What is expected
Your job is to retype all of the data word for word, leaving every image out.

Recorded data

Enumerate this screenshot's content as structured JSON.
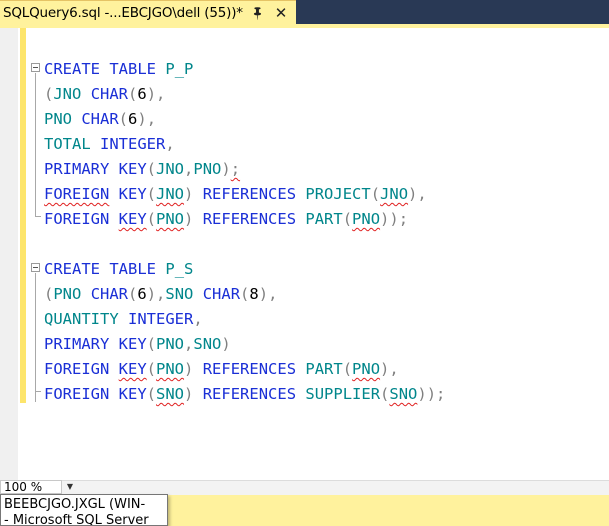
{
  "document_tab": {
    "title": "SQLQuery6.sql -...EBCJGO\\dell (55))*",
    "pin_icon": "pin-icon",
    "close_icon": "close-icon",
    "accent_color": "#fff29d"
  },
  "colors": {
    "keyword": "#1a2fd6",
    "type": "#00868b",
    "punctuation": "#808080",
    "squiggle": "#e02020",
    "change_bar": "#fde56c"
  },
  "editor": {
    "lines": [
      {
        "id": 1,
        "tokens": [
          [
            "kw",
            "CREATE"
          ],
          [
            "tx",
            " "
          ],
          [
            "kw",
            "TABLE"
          ],
          [
            "tx",
            " "
          ],
          [
            "ty",
            "P_P"
          ]
        ]
      },
      {
        "id": 2,
        "tokens": [
          [
            "pu",
            "("
          ],
          [
            "ty",
            "JNO"
          ],
          [
            "tx",
            " "
          ],
          [
            "kw",
            "CHAR"
          ],
          [
            "pu",
            "("
          ],
          [
            "tx",
            "6"
          ],
          [
            "pu",
            "),"
          ]
        ]
      },
      {
        "id": 3,
        "tokens": [
          [
            "ty",
            "PNO"
          ],
          [
            "tx",
            " "
          ],
          [
            "kw",
            "CHAR"
          ],
          [
            "pu",
            "("
          ],
          [
            "tx",
            "6"
          ],
          [
            "pu",
            "),"
          ]
        ]
      },
      {
        "id": 4,
        "tokens": [
          [
            "ty",
            "TOTAL"
          ],
          [
            "tx",
            " "
          ],
          [
            "kw",
            "INTEGER"
          ],
          [
            "pu",
            ","
          ]
        ]
      },
      {
        "id": 5,
        "tokens": [
          [
            "kw",
            "PRIMARY"
          ],
          [
            "tx",
            " "
          ],
          [
            "kw",
            "KEY"
          ],
          [
            "pu",
            "("
          ],
          [
            "ty",
            "JNO"
          ],
          [
            "pu",
            ","
          ],
          [
            "ty",
            "PNO"
          ],
          [
            "pu",
            ")"
          ],
          [
            "pusq",
            ";"
          ]
        ]
      },
      {
        "id": 6,
        "tokens": [
          [
            "kwsq",
            "FOREIGN"
          ],
          [
            "tx",
            " "
          ],
          [
            "kw",
            "KEY"
          ],
          [
            "pu",
            "("
          ],
          [
            "tysq",
            "JNO"
          ],
          [
            "pu",
            ")"
          ],
          [
            "tx",
            " "
          ],
          [
            "kw",
            "REFERENCES"
          ],
          [
            "tx",
            " "
          ],
          [
            "ty",
            "PROJECT"
          ],
          [
            "pu",
            "("
          ],
          [
            "tysq",
            "JNO"
          ],
          [
            "pu",
            "),"
          ]
        ]
      },
      {
        "id": 7,
        "tokens": [
          [
            "kw",
            "FOREIGN"
          ],
          [
            "tx",
            " "
          ],
          [
            "kwsq",
            "KEY"
          ],
          [
            "pu",
            "("
          ],
          [
            "tysq",
            "PNO"
          ],
          [
            "pu",
            ")"
          ],
          [
            "tx",
            " "
          ],
          [
            "kw",
            "REFERENCES"
          ],
          [
            "tx",
            " "
          ],
          [
            "ty",
            "PART"
          ],
          [
            "pu",
            "("
          ],
          [
            "tysq",
            "PNO"
          ],
          [
            "pu",
            "));"
          ]
        ]
      },
      {
        "id": 8,
        "tokens": []
      },
      {
        "id": 9,
        "tokens": [
          [
            "kw",
            "CREATE"
          ],
          [
            "tx",
            " "
          ],
          [
            "kw",
            "TABLE"
          ],
          [
            "tx",
            " "
          ],
          [
            "ty",
            "P_S"
          ]
        ]
      },
      {
        "id": 10,
        "tokens": [
          [
            "pu",
            "("
          ],
          [
            "ty",
            "PNO"
          ],
          [
            "tx",
            " "
          ],
          [
            "kw",
            "CHAR"
          ],
          [
            "pu",
            "("
          ],
          [
            "tx",
            "6"
          ],
          [
            "pu",
            "),"
          ],
          [
            "ty",
            "SNO"
          ],
          [
            "tx",
            " "
          ],
          [
            "kw",
            "CHAR"
          ],
          [
            "pu",
            "("
          ],
          [
            "tx",
            "8"
          ],
          [
            "pu",
            "),"
          ]
        ]
      },
      {
        "id": 11,
        "tokens": [
          [
            "ty",
            "QUANTITY"
          ],
          [
            "tx",
            " "
          ],
          [
            "kw",
            "INTEGER"
          ],
          [
            "pu",
            ","
          ]
        ]
      },
      {
        "id": 12,
        "tokens": [
          [
            "kw",
            "PRIMARY"
          ],
          [
            "tx",
            " "
          ],
          [
            "kw",
            "KEY"
          ],
          [
            "pu",
            "("
          ],
          [
            "ty",
            "PNO"
          ],
          [
            "pu",
            ","
          ],
          [
            "ty",
            "SNO"
          ],
          [
            "pu",
            ")"
          ]
        ]
      },
      {
        "id": 13,
        "tokens": [
          [
            "kw",
            "FOREIGN"
          ],
          [
            "tx",
            " "
          ],
          [
            "kwsq",
            "KEY"
          ],
          [
            "pu",
            "("
          ],
          [
            "tysq",
            "PNO"
          ],
          [
            "pu",
            ")"
          ],
          [
            "tx",
            " "
          ],
          [
            "kw",
            "REFERENCES"
          ],
          [
            "tx",
            " "
          ],
          [
            "ty",
            "PART"
          ],
          [
            "pu",
            "("
          ],
          [
            "tysq",
            "PNO"
          ],
          [
            "pu",
            "),"
          ]
        ]
      },
      {
        "id": 14,
        "tokens": [
          [
            "kw",
            "FOREIGN"
          ],
          [
            "tx",
            " "
          ],
          [
            "kw",
            "KEY"
          ],
          [
            "pu",
            "("
          ],
          [
            "tysq",
            "SNO"
          ],
          [
            "pu",
            ")"
          ],
          [
            "tx",
            " "
          ],
          [
            "kw",
            "REFERENCES"
          ],
          [
            "tx",
            " "
          ],
          [
            "ty",
            "SUPPLIER"
          ],
          [
            "pu",
            "("
          ],
          [
            "tysq",
            "SNO"
          ],
          [
            "pu",
            "));"
          ]
        ]
      }
    ]
  },
  "zoom": {
    "value": "100 %",
    "dropdown_icon": "chevron-down-icon"
  },
  "tooltip": {
    "line1": "BEEBCJGO.JXGL (WIN-",
    "line2": "- Microsoft SQL Server"
  }
}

Solution for this task
Enumerate this screenshot's content as structured JSON.
{
  "document_tab": {
    "title": "SQLQuery6.sql -...EBCJGO\\dell (55))*",
    "pin_icon": "pin-icon",
    "close_icon": "close-icon",
    "accent_color": "#fff29d"
  },
  "colors": {
    "keyword": "#1a2fd6",
    "type": "#00868b",
    "punctuation": "#808080",
    "squiggle": "#e02020",
    "change_bar": "#fde56c"
  },
  "editor": {
    "lines": [
      {
        "id": 1,
        "tokens": [
          [
            "kw",
            "CREATE"
          ],
          [
            "tx",
            " "
          ],
          [
            "kw",
            "TABLE"
          ],
          [
            "tx",
            " "
          ],
          [
            "ty",
            "P_P"
          ]
        ]
      },
      {
        "id": 2,
        "tokens": [
          [
            "pu",
            "("
          ],
          [
            "ty",
            "JNO"
          ],
          [
            "tx",
            " "
          ],
          [
            "kw",
            "CHAR"
          ],
          [
            "pu",
            "("
          ],
          [
            "tx",
            "6"
          ],
          [
            "pu",
            "),"
          ]
        ]
      },
      {
        "id": 3,
        "tokens": [
          [
            "ty",
            "PNO"
          ],
          [
            "tx",
            " "
          ],
          [
            "kw",
            "CHAR"
          ],
          [
            "pu",
            "("
          ],
          [
            "tx",
            "6"
          ],
          [
            "pu",
            "),"
          ]
        ]
      },
      {
        "id": 4,
        "tokens": [
          [
            "ty",
            "TOTAL"
          ],
          [
            "tx",
            " "
          ],
          [
            "kw",
            "INTEGER"
          ],
          [
            "pu",
            ","
          ]
        ]
      },
      {
        "id": 5,
        "tokens": [
          [
            "kw",
            "PRIMARY"
          ],
          [
            "tx",
            " "
          ],
          [
            "kw",
            "KEY"
          ],
          [
            "pu",
            "("
          ],
          [
            "ty",
            "JNO"
          ],
          [
            "pu",
            ","
          ],
          [
            "ty",
            "PNO"
          ],
          [
            "pu",
            ")"
          ],
          [
            "pusq",
            ";"
          ]
        ]
      },
      {
        "id": 6,
        "tokens": [
          [
            "kwsq",
            "FOREIGN"
          ],
          [
            "tx",
            " "
          ],
          [
            "kw",
            "KEY"
          ],
          [
            "pu",
            "("
          ],
          [
            "tysq",
            "JNO"
          ],
          [
            "pu",
            ")"
          ],
          [
            "tx",
            " "
          ],
          [
            "kw",
            "REFERENCES"
          ],
          [
            "tx",
            " "
          ],
          [
            "ty",
            "PROJECT"
          ],
          [
            "pu",
            "("
          ],
          [
            "tysq",
            "JNO"
          ],
          [
            "pu",
            "),"
          ]
        ]
      },
      {
        "id": 7,
        "tokens": [
          [
            "kw",
            "FOREIGN"
          ],
          [
            "tx",
            " "
          ],
          [
            "kwsq",
            "KEY"
          ],
          [
            "pu",
            "("
          ],
          [
            "tysq",
            "PNO"
          ],
          [
            "pu",
            ")"
          ],
          [
            "tx",
            " "
          ],
          [
            "kw",
            "REFERENCES"
          ],
          [
            "tx",
            " "
          ],
          [
            "ty",
            "PART"
          ],
          [
            "pu",
            "("
          ],
          [
            "tysq",
            "PNO"
          ],
          [
            "pu",
            "));"
          ]
        ]
      },
      {
        "id": 8,
        "tokens": []
      },
      {
        "id": 9,
        "tokens": [
          [
            "kw",
            "CREATE"
          ],
          [
            "tx",
            " "
          ],
          [
            "kw",
            "TABLE"
          ],
          [
            "tx",
            " "
          ],
          [
            "ty",
            "P_S"
          ]
        ]
      },
      {
        "id": 10,
        "tokens": [
          [
            "pu",
            "("
          ],
          [
            "ty",
            "PNO"
          ],
          [
            "tx",
            " "
          ],
          [
            "kw",
            "CHAR"
          ],
          [
            "pu",
            "("
          ],
          [
            "tx",
            "6"
          ],
          [
            "pu",
            "),"
          ],
          [
            "ty",
            "SNO"
          ],
          [
            "tx",
            " "
          ],
          [
            "kw",
            "CHAR"
          ],
          [
            "pu",
            "("
          ],
          [
            "tx",
            "8"
          ],
          [
            "pu",
            "),"
          ]
        ]
      },
      {
        "id": 11,
        "tokens": [
          [
            "ty",
            "QUANTITY"
          ],
          [
            "tx",
            " "
          ],
          [
            "kw",
            "INTEGER"
          ],
          [
            "pu",
            ","
          ]
        ]
      },
      {
        "id": 12,
        "tokens": [
          [
            "kw",
            "PRIMARY"
          ],
          [
            "tx",
            " "
          ],
          [
            "kw",
            "KEY"
          ],
          [
            "pu",
            "("
          ],
          [
            "ty",
            "PNO"
          ],
          [
            "pu",
            ","
          ],
          [
            "ty",
            "SNO"
          ],
          [
            "pu",
            ")"
          ]
        ]
      },
      {
        "id": 13,
        "tokens": [
          [
            "kw",
            "FOREIGN"
          ],
          [
            "tx",
            " "
          ],
          [
            "kwsq",
            "KEY"
          ],
          [
            "pu",
            "("
          ],
          [
            "tysq",
            "PNO"
          ],
          [
            "pu",
            ")"
          ],
          [
            "tx",
            " "
          ],
          [
            "kw",
            "REFERENCES"
          ],
          [
            "tx",
            " "
          ],
          [
            "ty",
            "PART"
          ],
          [
            "pu",
            "("
          ],
          [
            "tysq",
            "PNO"
          ],
          [
            "pu",
            "),"
          ]
        ]
      },
      {
        "id": 14,
        "tokens": [
          [
            "kw",
            "FOREIGN"
          ],
          [
            "tx",
            " "
          ],
          [
            "kw",
            "KEY"
          ],
          [
            "pu",
            "("
          ],
          [
            "tysq",
            "SNO"
          ],
          [
            "pu",
            ")"
          ],
          [
            "tx",
            " "
          ],
          [
            "kw",
            "REFERENCES"
          ],
          [
            "tx",
            " "
          ],
          [
            "ty",
            "SUPPLIER"
          ],
          [
            "pu",
            "("
          ],
          [
            "tysq",
            "SNO"
          ],
          [
            "pu",
            "));"
          ]
        ]
      }
    ]
  },
  "zoom": {
    "value": "100 %",
    "dropdown_icon": "chevron-down-icon"
  },
  "tooltip": {
    "line1": "BEEBCJGO.JXGL (WIN-",
    "line2": "- Microsoft SQL Server"
  }
}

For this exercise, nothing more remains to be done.